THE TASK — Reproduce every record below exactly as it appears.

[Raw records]

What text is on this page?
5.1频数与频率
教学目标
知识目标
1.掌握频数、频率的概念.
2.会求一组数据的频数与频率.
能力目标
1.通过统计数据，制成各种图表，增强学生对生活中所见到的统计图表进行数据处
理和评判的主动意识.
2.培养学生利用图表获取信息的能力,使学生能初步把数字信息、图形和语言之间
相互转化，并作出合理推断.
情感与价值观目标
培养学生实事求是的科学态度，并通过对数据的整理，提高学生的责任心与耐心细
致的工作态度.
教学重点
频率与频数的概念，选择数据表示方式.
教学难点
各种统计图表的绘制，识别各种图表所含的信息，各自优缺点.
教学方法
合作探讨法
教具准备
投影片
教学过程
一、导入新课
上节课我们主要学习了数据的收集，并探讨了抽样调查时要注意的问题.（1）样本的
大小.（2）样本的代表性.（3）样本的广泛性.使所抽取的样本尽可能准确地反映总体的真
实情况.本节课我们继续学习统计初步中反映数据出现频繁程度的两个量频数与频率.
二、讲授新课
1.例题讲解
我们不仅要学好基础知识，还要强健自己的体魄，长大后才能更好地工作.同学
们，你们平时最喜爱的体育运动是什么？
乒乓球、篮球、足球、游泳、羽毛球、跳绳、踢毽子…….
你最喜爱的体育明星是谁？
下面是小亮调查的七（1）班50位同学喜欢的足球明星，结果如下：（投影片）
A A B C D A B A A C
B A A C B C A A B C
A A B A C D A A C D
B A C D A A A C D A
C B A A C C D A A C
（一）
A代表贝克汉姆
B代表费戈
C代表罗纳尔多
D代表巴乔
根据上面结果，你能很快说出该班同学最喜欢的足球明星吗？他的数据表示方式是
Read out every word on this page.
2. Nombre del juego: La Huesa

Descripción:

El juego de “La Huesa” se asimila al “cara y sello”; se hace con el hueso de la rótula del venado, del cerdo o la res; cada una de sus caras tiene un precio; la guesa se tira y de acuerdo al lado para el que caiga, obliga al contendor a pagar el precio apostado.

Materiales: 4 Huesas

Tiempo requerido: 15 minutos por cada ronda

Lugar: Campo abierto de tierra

PROBLEM SOLUTION —
What text is on this page?
5.1频数与频率
教学目标
知识目标
1.掌握频数、频率的概念.
2.会求一组数据的频数与频率.
能力目标
1.通过统计数据，制成各种图表，增强学生对生活中所见到的统计图表进行数据处
理和评判的主动意识.
2.培养学生利用图表获取信息的能力,使学生能初步把数字信息、图形和语言之间
相互转化，并作出合理推断.
情感与价值观目标
培养学生实事求是的科学态度，并通过对数据的整理，提高学生的责任心与耐心细
致的工作态度.
教学重点
频率与频数的概念，选择数据表示方式.
教学难点
各种统计图表的绘制，识别各种图表所含的信息，各自优缺点.
教学方法
合作探讨法
教具准备
投影片
教学过程
一、导入新课
上节课我们主要学习了数据的收集，并探讨了抽样调查时要注意的问题.（1）样本的
大小.（2）样本的代表性.（3）样本的广泛性.使所抽取的样本尽可能准确地反映总体的真
实情况.本节课我们继续学习统计初步中反映数据出现频繁程度的两个量频数与频率.
二、讲授新课
1.例题讲解
我们不仅要学好基础知识，还要强健自己的体魄，长大后才能更好地工作.同学
们，你们平时最喜爱的体育运动是什么？
乒乓球、篮球、足球、游泳、羽毛球、跳绳、踢毽子…….
你最喜爱的体育明星是谁？
下面是小亮调查的七（1）班50位同学喜欢的足球明星，结果如下：（投影片）
A A B C D A B A A C
B A A C B C A A B C
A A B A C D A A C D
B A C D A A A C D A
C B A A C C D A A C
（一）
A代表贝克汉姆
B代表费戈
C代表罗纳尔多
D代表巴乔
根据上面结果，你能很快说出该班同学最喜欢的足球明星吗？他的数据表示方式是
Read out every word on this page.
2. Nombre del juego: La Huesa

Descripción:

El juego de “La Huesa” se asimila al “cara y sello”; se hace con el hueso de la rótula del venado, del cerdo o la res; cada una de sus caras tiene un precio; la guesa se tira y de acuerdo al lado para el que caiga, obliga al contendor a pagar el precio apostado.

Materiales: 4 Huesas

Tiempo requerido: 15 minutos por cada ronda

Lugar: Campo abierto de tierra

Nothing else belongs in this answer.